*DATA EXCERPTS*.
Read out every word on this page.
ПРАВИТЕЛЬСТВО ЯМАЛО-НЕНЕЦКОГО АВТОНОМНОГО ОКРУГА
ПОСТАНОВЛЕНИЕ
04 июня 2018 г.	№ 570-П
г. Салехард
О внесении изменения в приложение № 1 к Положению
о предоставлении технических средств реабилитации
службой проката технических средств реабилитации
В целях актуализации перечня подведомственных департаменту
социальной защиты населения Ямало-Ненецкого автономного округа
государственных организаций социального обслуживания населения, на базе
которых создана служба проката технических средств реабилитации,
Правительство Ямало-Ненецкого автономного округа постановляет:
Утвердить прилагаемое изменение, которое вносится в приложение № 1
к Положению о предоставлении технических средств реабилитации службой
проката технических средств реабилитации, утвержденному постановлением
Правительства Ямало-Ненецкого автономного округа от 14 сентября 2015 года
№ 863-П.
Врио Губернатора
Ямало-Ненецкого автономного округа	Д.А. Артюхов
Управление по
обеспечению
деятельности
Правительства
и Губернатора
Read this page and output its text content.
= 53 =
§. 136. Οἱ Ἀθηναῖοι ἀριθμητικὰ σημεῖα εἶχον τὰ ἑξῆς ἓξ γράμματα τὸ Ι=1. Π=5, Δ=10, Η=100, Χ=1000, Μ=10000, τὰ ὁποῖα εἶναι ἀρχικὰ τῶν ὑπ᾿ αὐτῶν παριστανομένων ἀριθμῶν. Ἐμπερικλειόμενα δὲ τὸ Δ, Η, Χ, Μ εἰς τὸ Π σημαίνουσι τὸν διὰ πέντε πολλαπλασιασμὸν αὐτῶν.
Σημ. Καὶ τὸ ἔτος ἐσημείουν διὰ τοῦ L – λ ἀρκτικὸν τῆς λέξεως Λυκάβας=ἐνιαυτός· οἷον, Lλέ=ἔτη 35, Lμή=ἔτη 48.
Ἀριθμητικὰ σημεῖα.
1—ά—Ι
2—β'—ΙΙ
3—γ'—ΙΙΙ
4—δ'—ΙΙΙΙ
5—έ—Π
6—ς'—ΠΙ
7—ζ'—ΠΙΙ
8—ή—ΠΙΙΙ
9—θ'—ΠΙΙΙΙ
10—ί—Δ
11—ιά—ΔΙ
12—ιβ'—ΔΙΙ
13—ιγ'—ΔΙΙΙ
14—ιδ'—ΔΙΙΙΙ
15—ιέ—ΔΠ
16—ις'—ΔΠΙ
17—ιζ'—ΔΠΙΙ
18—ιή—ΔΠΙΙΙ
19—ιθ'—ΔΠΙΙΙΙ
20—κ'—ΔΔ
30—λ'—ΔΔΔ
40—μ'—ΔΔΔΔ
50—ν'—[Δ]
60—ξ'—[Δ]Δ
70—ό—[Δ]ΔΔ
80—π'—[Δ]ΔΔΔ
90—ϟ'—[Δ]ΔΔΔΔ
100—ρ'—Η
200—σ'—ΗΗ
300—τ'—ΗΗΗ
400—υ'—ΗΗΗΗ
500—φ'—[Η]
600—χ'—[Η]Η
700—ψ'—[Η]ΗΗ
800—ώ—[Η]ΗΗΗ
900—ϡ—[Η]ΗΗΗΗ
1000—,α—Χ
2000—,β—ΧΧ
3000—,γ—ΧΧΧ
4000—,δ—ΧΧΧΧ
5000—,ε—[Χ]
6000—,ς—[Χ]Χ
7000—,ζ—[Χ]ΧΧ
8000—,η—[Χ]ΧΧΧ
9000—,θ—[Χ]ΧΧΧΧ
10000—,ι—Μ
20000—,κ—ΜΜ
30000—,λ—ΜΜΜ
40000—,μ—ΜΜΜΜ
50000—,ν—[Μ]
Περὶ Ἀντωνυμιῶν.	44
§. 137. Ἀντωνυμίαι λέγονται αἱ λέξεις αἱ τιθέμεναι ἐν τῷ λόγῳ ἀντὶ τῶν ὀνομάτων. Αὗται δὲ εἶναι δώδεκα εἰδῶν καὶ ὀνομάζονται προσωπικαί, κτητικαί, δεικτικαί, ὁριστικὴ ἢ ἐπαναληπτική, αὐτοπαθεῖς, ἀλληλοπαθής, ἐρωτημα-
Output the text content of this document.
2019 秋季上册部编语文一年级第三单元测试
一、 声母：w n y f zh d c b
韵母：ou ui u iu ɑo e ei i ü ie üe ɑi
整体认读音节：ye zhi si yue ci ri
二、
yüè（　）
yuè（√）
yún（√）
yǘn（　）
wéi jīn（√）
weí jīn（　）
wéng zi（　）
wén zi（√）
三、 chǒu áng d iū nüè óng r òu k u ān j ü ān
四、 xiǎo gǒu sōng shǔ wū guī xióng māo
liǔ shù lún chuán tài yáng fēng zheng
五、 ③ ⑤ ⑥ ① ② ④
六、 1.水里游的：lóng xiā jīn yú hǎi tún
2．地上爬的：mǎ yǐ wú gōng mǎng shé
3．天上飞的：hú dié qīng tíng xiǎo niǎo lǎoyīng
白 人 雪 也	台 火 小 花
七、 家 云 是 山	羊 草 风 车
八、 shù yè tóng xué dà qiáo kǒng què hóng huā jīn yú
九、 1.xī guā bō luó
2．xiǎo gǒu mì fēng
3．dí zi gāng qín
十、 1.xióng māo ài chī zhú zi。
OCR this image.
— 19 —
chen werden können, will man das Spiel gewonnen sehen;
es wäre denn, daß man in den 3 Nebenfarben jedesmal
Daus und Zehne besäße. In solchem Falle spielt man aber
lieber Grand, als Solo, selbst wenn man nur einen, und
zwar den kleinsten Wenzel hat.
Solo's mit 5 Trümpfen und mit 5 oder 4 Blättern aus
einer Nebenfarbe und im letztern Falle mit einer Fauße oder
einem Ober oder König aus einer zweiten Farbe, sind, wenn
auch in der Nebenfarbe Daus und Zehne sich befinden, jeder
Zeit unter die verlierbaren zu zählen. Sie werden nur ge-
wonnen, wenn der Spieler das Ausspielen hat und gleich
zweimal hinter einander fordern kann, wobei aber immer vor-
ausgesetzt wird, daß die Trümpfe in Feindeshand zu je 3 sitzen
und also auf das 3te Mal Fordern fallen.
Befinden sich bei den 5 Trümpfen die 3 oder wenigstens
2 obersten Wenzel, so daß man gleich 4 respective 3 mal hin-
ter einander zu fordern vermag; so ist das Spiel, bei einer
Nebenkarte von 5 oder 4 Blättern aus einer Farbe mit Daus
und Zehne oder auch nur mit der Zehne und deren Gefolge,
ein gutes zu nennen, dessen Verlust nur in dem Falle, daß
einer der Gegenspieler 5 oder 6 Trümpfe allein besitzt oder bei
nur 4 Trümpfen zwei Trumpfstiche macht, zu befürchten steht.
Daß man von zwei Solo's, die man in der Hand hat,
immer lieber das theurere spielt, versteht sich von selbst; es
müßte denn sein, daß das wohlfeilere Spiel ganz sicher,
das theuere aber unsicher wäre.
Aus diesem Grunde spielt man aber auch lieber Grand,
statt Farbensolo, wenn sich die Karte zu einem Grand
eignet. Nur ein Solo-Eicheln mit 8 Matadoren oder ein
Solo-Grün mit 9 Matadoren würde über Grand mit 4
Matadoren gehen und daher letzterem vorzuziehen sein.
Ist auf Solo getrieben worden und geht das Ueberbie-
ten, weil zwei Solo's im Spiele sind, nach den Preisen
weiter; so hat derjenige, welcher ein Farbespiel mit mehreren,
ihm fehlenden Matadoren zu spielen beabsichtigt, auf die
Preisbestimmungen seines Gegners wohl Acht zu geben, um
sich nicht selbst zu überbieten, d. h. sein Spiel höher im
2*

*TASK DETAILS*. Type out the entries again, word for word.

*RESPONSE*.
Read out every word on this page.
ПРАВИТЕЛЬСТВО ЯМАЛО-НЕНЕЦКОГО АВТОНОМНОГО ОКРУГА
ПОСТАНОВЛЕНИЕ
04 июня 2018 г.	№ 570-П
г. Салехард
О внесении изменения в приложение № 1 к Положению
о предоставлении технических средств реабилитации
службой проката технических средств реабилитации
В целях актуализации перечня подведомственных департаменту
социальной защиты населения Ямало-Ненецкого автономного округа
государственных организаций социального обслуживания населения, на базе
которых создана служба проката технических средств реабилитации,
Правительство Ямало-Ненецкого автономного округа постановляет:
Утвердить прилагаемое изменение, которое вносится в приложение № 1
к Положению о предоставлении технических средств реабилитации службой
проката технических средств реабилитации, утвержденному постановлением
Правительства Ямало-Ненецкого автономного округа от 14 сентября 2015 года
№ 863-П.
Врио Губернатора
Ямало-Ненецкого автономного округа	Д.А. Артюхов
Управление по
обеспечению
деятельности
Правительства
и Губернатора
Read this page and output its text content.
= 53 =
§. 136. Οἱ Ἀθηναῖοι ἀριθμητικὰ σημεῖα εἶχον τὰ ἑξῆς ἓξ γράμματα τὸ Ι=1. Π=5, Δ=10, Η=100, Χ=1000, Μ=10000, τὰ ὁποῖα εἶναι ἀρχικὰ τῶν ὑπ᾿ αὐτῶν παριστανομένων ἀριθμῶν. Ἐμπερικλειόμενα δὲ τὸ Δ, Η, Χ, Μ εἰς τὸ Π σημαίνουσι τὸν διὰ πέντε πολλαπλασιασμὸν αὐτῶν.
Σημ. Καὶ τὸ ἔτος ἐσημείουν διὰ τοῦ L – λ ἀρκτικὸν τῆς λέξεως Λυκάβας=ἐνιαυτός· οἷον, Lλέ=ἔτη 35, Lμή=ἔτη 48.
Ἀριθμητικὰ σημεῖα.
1—ά—Ι
2—β'—ΙΙ
3—γ'—ΙΙΙ
4—δ'—ΙΙΙΙ
5—έ—Π
6—ς'—ΠΙ
7—ζ'—ΠΙΙ
8—ή—ΠΙΙΙ
9—θ'—ΠΙΙΙΙ
10—ί—Δ
11—ιά—ΔΙ
12—ιβ'—ΔΙΙ
13—ιγ'—ΔΙΙΙ
14—ιδ'—ΔΙΙΙΙ
15—ιέ—ΔΠ
16—ις'—ΔΠΙ
17—ιζ'—ΔΠΙΙ
18—ιή—ΔΠΙΙΙ
19—ιθ'—ΔΠΙΙΙΙ
20—κ'—ΔΔ
30—λ'—ΔΔΔ
40—μ'—ΔΔΔΔ
50—ν'—[Δ]
60—ξ'—[Δ]Δ
70—ό—[Δ]ΔΔ
80—π'—[Δ]ΔΔΔ
90—ϟ'—[Δ]ΔΔΔΔ
100—ρ'—Η
200—σ'—ΗΗ
300—τ'—ΗΗΗ
400—υ'—ΗΗΗΗ
500—φ'—[Η]
600—χ'—[Η]Η
700—ψ'—[Η]ΗΗ
800—ώ—[Η]ΗΗΗ
900—ϡ—[Η]ΗΗΗΗ
1000—,α—Χ
2000—,β—ΧΧ
3000—,γ—ΧΧΧ
4000—,δ—ΧΧΧΧ
5000—,ε—[Χ]
6000—,ς—[Χ]Χ
7000—,ζ—[Χ]ΧΧ
8000—,η—[Χ]ΧΧΧ
9000—,θ—[Χ]ΧΧΧΧ
10000—,ι—Μ
20000—,κ—ΜΜ
30000—,λ—ΜΜΜ
40000—,μ—ΜΜΜΜ
50000—,ν—[Μ]
Περὶ Ἀντωνυμιῶν.	44
§. 137. Ἀντωνυμίαι λέγονται αἱ λέξεις αἱ τιθέμεναι ἐν τῷ λόγῳ ἀντὶ τῶν ὀνομάτων. Αὗται δὲ εἶναι δώδεκα εἰδῶν καὶ ὀνομάζονται προσωπικαί, κτητικαί, δεικτικαί, ὁριστικὴ ἢ ἐπαναληπτική, αὐτοπαθεῖς, ἀλληλοπαθής, ἐρωτημα-
Output the text content of this document.
2019 秋季上册部编语文一年级第三单元测试
一、 声母：w n y f zh d c b
韵母：ou ui u iu ɑo e ei i ü ie üe ɑi
整体认读音节：ye zhi si yue ci ri
二、
yüè（　）
yuè（√）
yún（√）
yǘn（　）
wéi jīn（√）
weí jīn（　）
wéng zi（　）
wén zi（√）
三、 chǒu áng d iū nüè óng r òu k u ān j ü ān
四、 xiǎo gǒu sōng shǔ wū guī xióng māo
liǔ shù lún chuán tài yáng fēng zheng
五、 ③ ⑤ ⑥ ① ② ④
六、 1.水里游的：lóng xiā jīn yú hǎi tún
2．地上爬的：mǎ yǐ wú gōng mǎng shé
3．天上飞的：hú dié qīng tíng xiǎo niǎo lǎoyīng
白 人 雪 也	台 火 小 花
七、 家 云 是 山	羊 草 风 车
八、 shù yè tóng xué dà qiáo kǒng què hóng huā jīn yú
九、 1.xī guā bō luó
2．xiǎo gǒu mì fēng
3．dí zi gāng qín
十、 1.xióng māo ài chī zhú zi。
OCR this image.
— 19 —
chen werden können, will man das Spiel gewonnen sehen;
es wäre denn, daß man in den 3 Nebenfarben jedesmal
Daus und Zehne besäße. In solchem Falle spielt man aber
lieber Grand, als Solo, selbst wenn man nur einen, und
zwar den kleinsten Wenzel hat.
Solo's mit 5 Trümpfen und mit 5 oder 4 Blättern aus
einer Nebenfarbe und im letztern Falle mit einer Fauße oder
einem Ober oder König aus einer zweiten Farbe, sind, wenn
auch in der Nebenfarbe Daus und Zehne sich befinden, jeder
Zeit unter die verlierbaren zu zählen. Sie werden nur ge-
wonnen, wenn der Spieler das Ausspielen hat und gleich
zweimal hinter einander fordern kann, wobei aber immer vor-
ausgesetzt wird, daß die Trümpfe in Feindeshand zu je 3 sitzen
und also auf das 3te Mal Fordern fallen.
Befinden sich bei den 5 Trümpfen die 3 oder wenigstens
2 obersten Wenzel, so daß man gleich 4 respective 3 mal hin-
ter einander zu fordern vermag; so ist das Spiel, bei einer
Nebenkarte von 5 oder 4 Blättern aus einer Farbe mit Daus
und Zehne oder auch nur mit der Zehne und deren Gefolge,
ein gutes zu nennen, dessen Verlust nur in dem Falle, daß
einer der Gegenspieler 5 oder 6 Trümpfe allein besitzt oder bei
nur 4 Trümpfen zwei Trumpfstiche macht, zu befürchten steht.
Daß man von zwei Solo's, die man in der Hand hat,
immer lieber das theurere spielt, versteht sich von selbst; es
müßte denn sein, daß das wohlfeilere Spiel ganz sicher,
das theuere aber unsicher wäre.
Aus diesem Grunde spielt man aber auch lieber Grand,
statt Farbensolo, wenn sich die Karte zu einem Grand
eignet. Nur ein Solo-Eicheln mit 8 Matadoren oder ein
Solo-Grün mit 9 Matadoren würde über Grand mit 4
Matadoren gehen und daher letzterem vorzuziehen sein.
Ist auf Solo getrieben worden und geht das Ueberbie-
ten, weil zwei Solo's im Spiele sind, nach den Preisen
weiter; so hat derjenige, welcher ein Farbespiel mit mehreren,
ihm fehlenden Matadoren zu spielen beabsichtigt, auf die
Preisbestimmungen seines Gegners wohl Acht zu geben, um
sich nicht selbst zu überbieten, d. h. sein Spiel höher im
2*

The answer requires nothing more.